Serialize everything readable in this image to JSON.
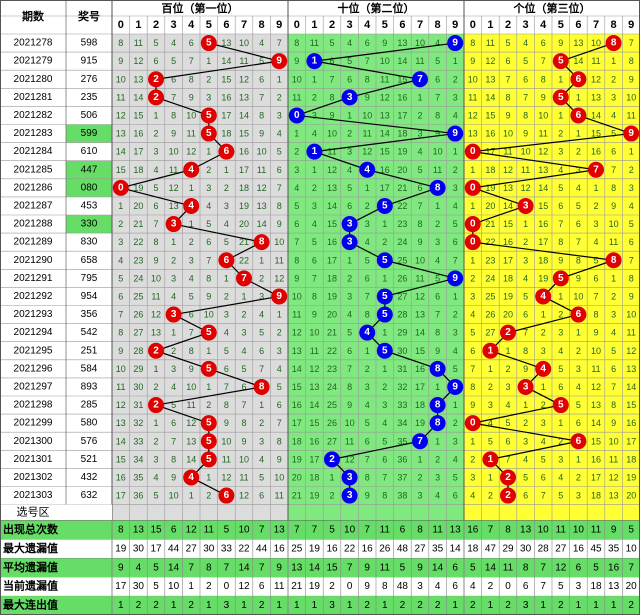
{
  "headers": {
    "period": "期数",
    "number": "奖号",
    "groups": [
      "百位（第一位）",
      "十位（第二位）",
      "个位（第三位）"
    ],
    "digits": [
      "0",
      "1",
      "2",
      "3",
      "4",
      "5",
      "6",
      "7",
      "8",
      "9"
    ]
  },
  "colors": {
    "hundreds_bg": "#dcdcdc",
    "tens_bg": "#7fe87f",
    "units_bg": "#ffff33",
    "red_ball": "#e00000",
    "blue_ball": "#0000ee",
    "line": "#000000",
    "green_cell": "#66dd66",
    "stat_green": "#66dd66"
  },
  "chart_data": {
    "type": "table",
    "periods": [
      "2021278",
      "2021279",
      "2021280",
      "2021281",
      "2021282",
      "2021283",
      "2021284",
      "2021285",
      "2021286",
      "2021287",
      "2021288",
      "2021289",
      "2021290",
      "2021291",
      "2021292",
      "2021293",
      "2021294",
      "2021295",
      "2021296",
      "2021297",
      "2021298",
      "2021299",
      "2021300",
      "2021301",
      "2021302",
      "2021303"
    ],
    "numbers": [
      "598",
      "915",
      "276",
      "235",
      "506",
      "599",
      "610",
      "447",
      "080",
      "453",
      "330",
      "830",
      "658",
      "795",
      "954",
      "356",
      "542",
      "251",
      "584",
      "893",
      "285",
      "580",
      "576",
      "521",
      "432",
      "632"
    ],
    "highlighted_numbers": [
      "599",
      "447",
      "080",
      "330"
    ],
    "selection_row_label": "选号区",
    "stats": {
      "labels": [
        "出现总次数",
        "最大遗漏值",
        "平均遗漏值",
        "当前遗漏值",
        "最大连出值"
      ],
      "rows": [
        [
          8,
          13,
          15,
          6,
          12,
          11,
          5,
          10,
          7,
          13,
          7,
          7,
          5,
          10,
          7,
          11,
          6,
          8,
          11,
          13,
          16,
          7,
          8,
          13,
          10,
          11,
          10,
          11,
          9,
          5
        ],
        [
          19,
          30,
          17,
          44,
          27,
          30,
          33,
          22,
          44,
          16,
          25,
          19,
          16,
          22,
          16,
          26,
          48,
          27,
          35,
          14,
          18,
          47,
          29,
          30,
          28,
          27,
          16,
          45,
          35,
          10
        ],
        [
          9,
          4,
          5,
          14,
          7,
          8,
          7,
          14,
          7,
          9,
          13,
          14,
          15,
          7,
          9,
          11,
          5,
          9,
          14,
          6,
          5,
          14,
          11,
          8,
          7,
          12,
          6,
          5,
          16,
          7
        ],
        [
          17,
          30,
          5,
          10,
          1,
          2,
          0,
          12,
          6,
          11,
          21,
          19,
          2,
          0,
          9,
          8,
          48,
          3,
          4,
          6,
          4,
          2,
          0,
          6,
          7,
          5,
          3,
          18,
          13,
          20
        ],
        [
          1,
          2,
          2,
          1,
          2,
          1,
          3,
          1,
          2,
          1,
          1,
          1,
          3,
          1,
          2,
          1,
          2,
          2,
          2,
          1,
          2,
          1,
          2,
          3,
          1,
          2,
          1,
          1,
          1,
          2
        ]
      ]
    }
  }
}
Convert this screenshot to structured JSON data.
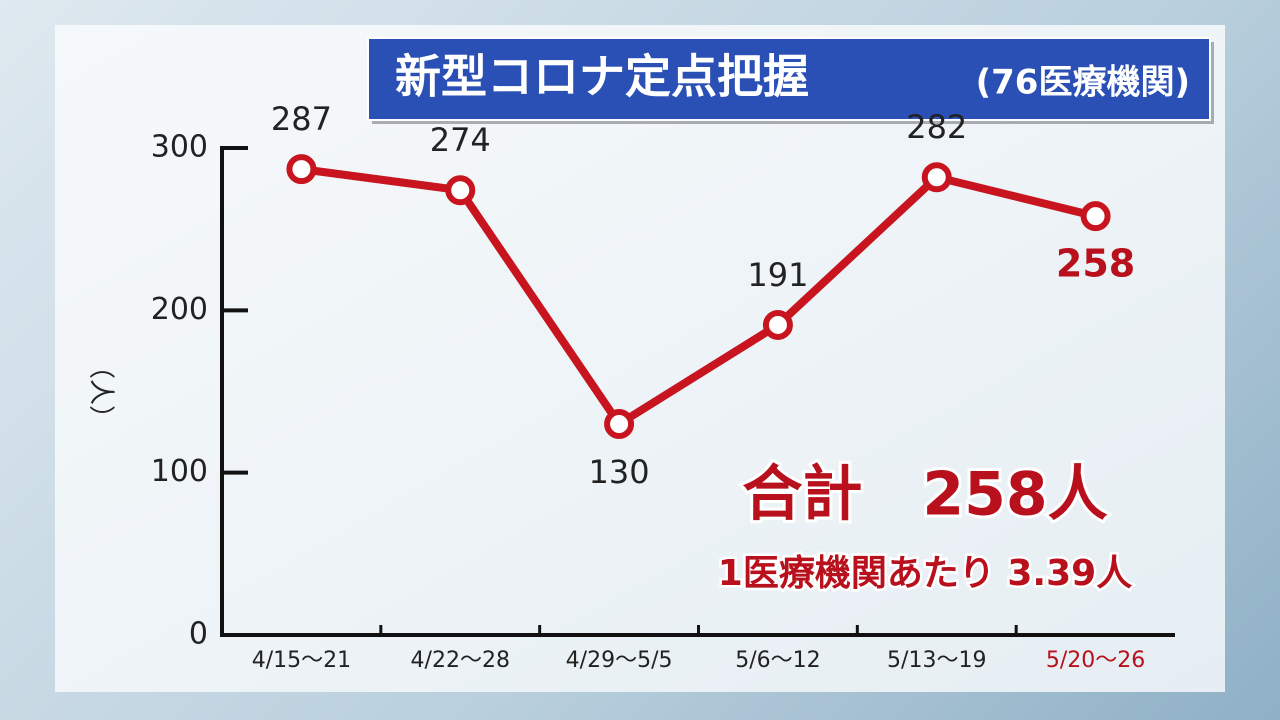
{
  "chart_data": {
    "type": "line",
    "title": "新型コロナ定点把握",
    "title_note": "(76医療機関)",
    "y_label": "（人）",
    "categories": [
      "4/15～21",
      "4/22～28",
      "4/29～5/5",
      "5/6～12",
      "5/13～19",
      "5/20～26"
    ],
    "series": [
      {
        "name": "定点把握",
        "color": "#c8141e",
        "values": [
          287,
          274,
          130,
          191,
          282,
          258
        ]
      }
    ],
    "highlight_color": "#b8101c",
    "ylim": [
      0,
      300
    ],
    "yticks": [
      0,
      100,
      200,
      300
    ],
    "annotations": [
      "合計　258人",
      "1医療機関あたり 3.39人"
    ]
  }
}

------------------------

_What is needed_: Pictures are left out; print exactly the lines from the one holding "Convert this screenshot" through the last line of the listing above, both included.

_Answer_:
Convert this screenshot to structured JSON data.
{
  "chart_data": {
    "type": "line",
    "title": "新型コロナ定点把握",
    "title_note": "(76医療機関)",
    "y_label": "（人）",
    "categories": [
      "4/15～21",
      "4/22～28",
      "4/29～5/5",
      "5/6～12",
      "5/13～19",
      "5/20～26"
    ],
    "series": [
      {
        "name": "定点把握",
        "color": "#c8141e",
        "values": [
          287,
          274,
          130,
          191,
          282,
          258
        ]
      }
    ],
    "highlight_color": "#b8101c",
    "ylim": [
      0,
      300
    ],
    "yticks": [
      0,
      100,
      200,
      300
    ],
    "annotations": [
      "合計　258人",
      "1医療機関あたり 3.39人"
    ]
  }
}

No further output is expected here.